Entries supplied —

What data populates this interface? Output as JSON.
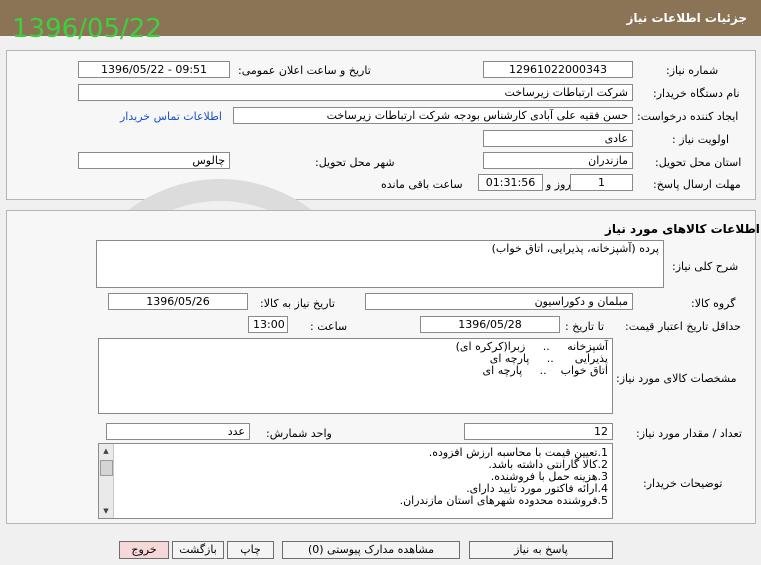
{
  "page": {
    "title": "جزئیات اطلاعات نیاز",
    "date_overlay": "1396/05/22"
  },
  "need": {
    "number_label": "شماره نیاز:",
    "number_value": "12961022000343",
    "announce_label": "تاریخ و ساعت اعلان عمومی:",
    "announce_value": "1396/05/22 - 09:51",
    "buyer_label": "نام دستگاه خریدار:",
    "buyer_value": "شرکت ارتباطات زیرساخت",
    "creator_label": "ایجاد کننده درخواست:",
    "creator_value": "حسن فقیه علی آبادی کارشناس بودجه شرکت ارتباطات زیرساخت",
    "contact_link": "اطلاعات تماس خریدار",
    "priority_label": "اولویت نیاز :",
    "priority_value": "عادی",
    "province_label": "استان محل تحویل:",
    "province_value": "مازندران",
    "city_label": "شهر محل تحویل:",
    "city_value": "چالوس",
    "deadline_label": "مهلت ارسال پاسخ:",
    "deadline_days": "1",
    "days_word": "روز و",
    "deadline_time": "01:31:56",
    "remaining_word": "ساعت باقی مانده"
  },
  "goods": {
    "section_title": "اطلاعات کالاهای مورد نیاز",
    "desc_label": "شرح کلی نیاز:",
    "desc_value": "پرده (آشپزخانه، پذیرایی، اتاق خواب)",
    "group_label": "گروه کالا:",
    "group_value": "مبلمان و دکوراسیون",
    "need_date_label": "تاریخ نیاز به کالا:",
    "need_date_value": "1396/05/26",
    "min_price_label": "حداقل تاریخ اعتبار قیمت:",
    "to_date_label": "تا تاریخ :",
    "to_date_value": "1396/05/28",
    "time_label": "ساعت :",
    "time_value": "13:00",
    "specs_label": "مشخصات کالای مورد نیاز:",
    "specs_lines": [
      "آشپزخانه     ..     زبرا(کرکره ای)",
      "پذیرایی      ..     پارچه ای",
      "اتاق خواب    ..     پارچه ای"
    ],
    "qty_label": "تعداد / مقدار مورد نیاز:",
    "qty_value": "12",
    "unit_label": "واحد شمارش:",
    "unit_value": "عدد",
    "buyer_notes_label": "توضیحات خریدار:",
    "buyer_notes": [
      "1.تعیین قیمت با محاسبه ارزش افزوده.",
      "2.کالا گارانتی داشته باشد.",
      "3.هزینه حمل با فروشنده.",
      "4.ارائه فاکتور مورد تایید دارای.",
      "5.فروشنده محدوده شهرهای استان مازندران."
    ]
  },
  "buttons": {
    "reply": "پاسخ به نیاز",
    "attachments": "مشاهده مدارک پیوستی (0)",
    "print": "چاپ",
    "back": "بازگشت",
    "exit": "خروج"
  }
}
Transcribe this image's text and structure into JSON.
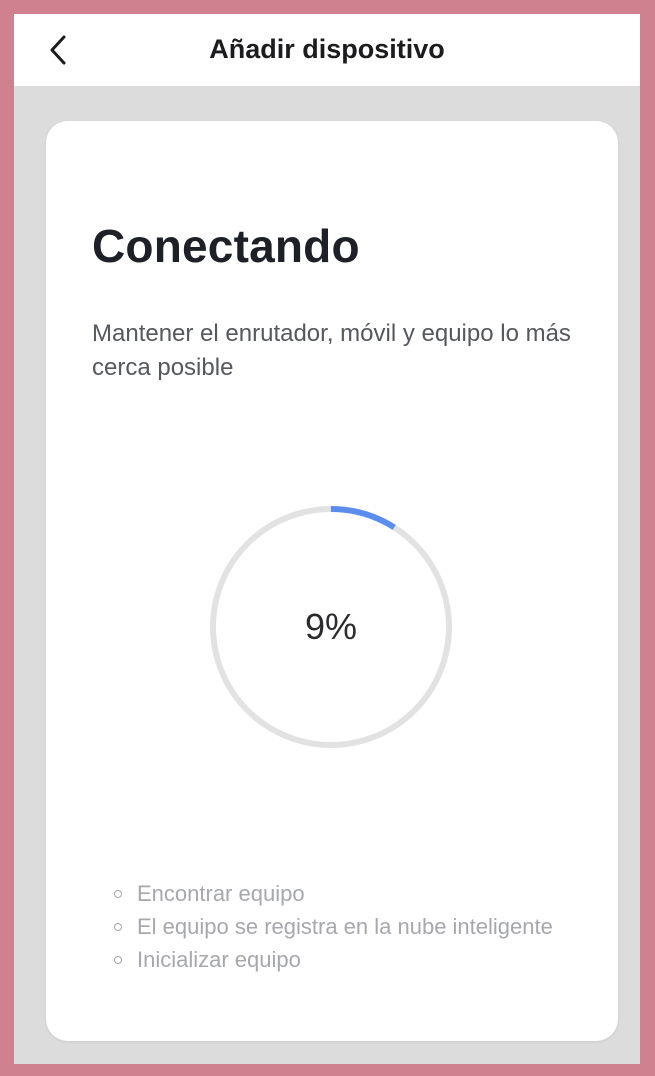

Challenge —
Each line containing the word "this" counts once; say how many such lines there are, giving only the number.

Result below —
2